___ Exercise materials

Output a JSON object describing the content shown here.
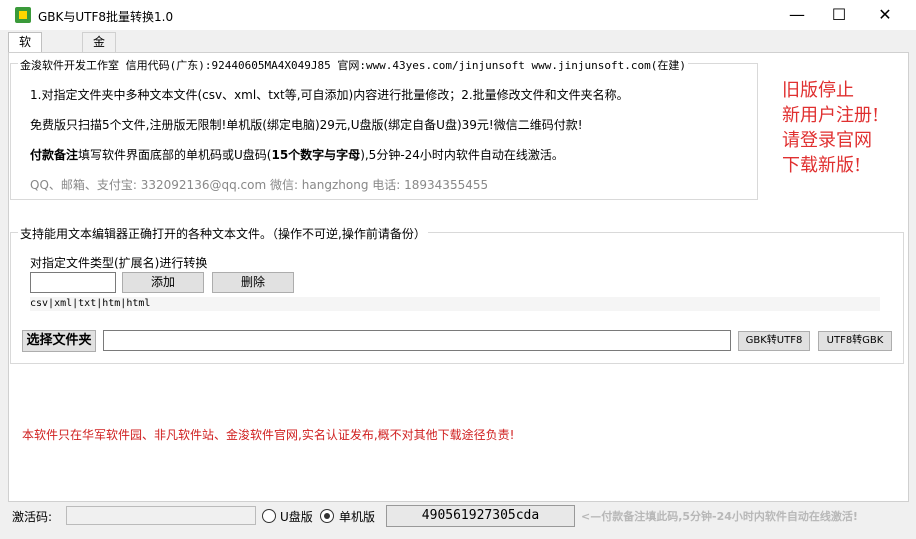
{
  "window": {
    "title": "GBK与UTF8批量转换1.0",
    "minimize": "—",
    "maximize": "☐",
    "close": "✕"
  },
  "tabs": [
    "软件设置",
    "金浚软件"
  ],
  "info": {
    "legend": "金浚软件开发工作室 信用代码(广东):92440605MA4X049J85 官网:www.43yes.com/jinjunsoft  www.jinjunsoft.com(在建)",
    "line1": "1.对指定文件夹中多种文本文件(csv、xml、txt等,可自添加)内容进行批量修改；2.批量修改文件和文件夹名称。",
    "line2": "免费版只扫描5个文件,注册版无限制!单机版(绑定电脑)29元,U盘版(绑定自备U盘)39元!微信二维码付款!",
    "line3_bold": "付款备注",
    "line3_mid": "填写软件界面底部的单机码或U盘码(",
    "line3_bold2": "15个数字与字母",
    "line3_end": "),5分钟-24小时内软件自动在线激活。",
    "contact": "QQ、邮箱、支付宝: 332092136@qq.com    微信: hangzhong    电话: 18934355455"
  },
  "side_notice": [
    "旧版停止",
    "新用户注册!",
    "请登录官网",
    "下载新版!"
  ],
  "convert": {
    "legend": "支持能用文本编辑器正确打开的各种文本文件。（操作不可逆,操作前请备份）",
    "type_label": "对指定文件类型(扩展名)进行转换",
    "ext_input": "",
    "add_label": "添加",
    "delete_label": "删除",
    "ext_list": "csv|xml|txt|htm|html",
    "choose_folder": "选择文件夹",
    "folder_path": "",
    "gbk_to_utf8": "GBK转UTF8",
    "utf8_to_gbk": "UTF8转GBK"
  },
  "notice": "本软件只在华军软件园、非凡软件站、金浚软件官网,实名认证发布,概不对其他下载途径负责!",
  "status": {
    "activation_label": "激活码:",
    "activation_value": "",
    "usb_label": "U盘版",
    "pc_label": "单机版",
    "machine_code": "490561927305cda",
    "hint": "<—付款备注填此码,5分钟-24小时内软件自动在线激活!"
  },
  "colors": {
    "accent_red": "#e03030"
  }
}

______

> [Instruction] Search the data for the string "legend" and copy each line where it appears.

> [Worked answer]
    "legend": "金浚软件开发工作室 信用代码(广东):92440605MA4X049J85 官网:www.43yes.com/jinjunsoft  www.jinjunsoft.com(在建)",
    "legend": "支持能用文本编辑器正确打开的各种文本文件。（操作不可逆,操作前请备份）",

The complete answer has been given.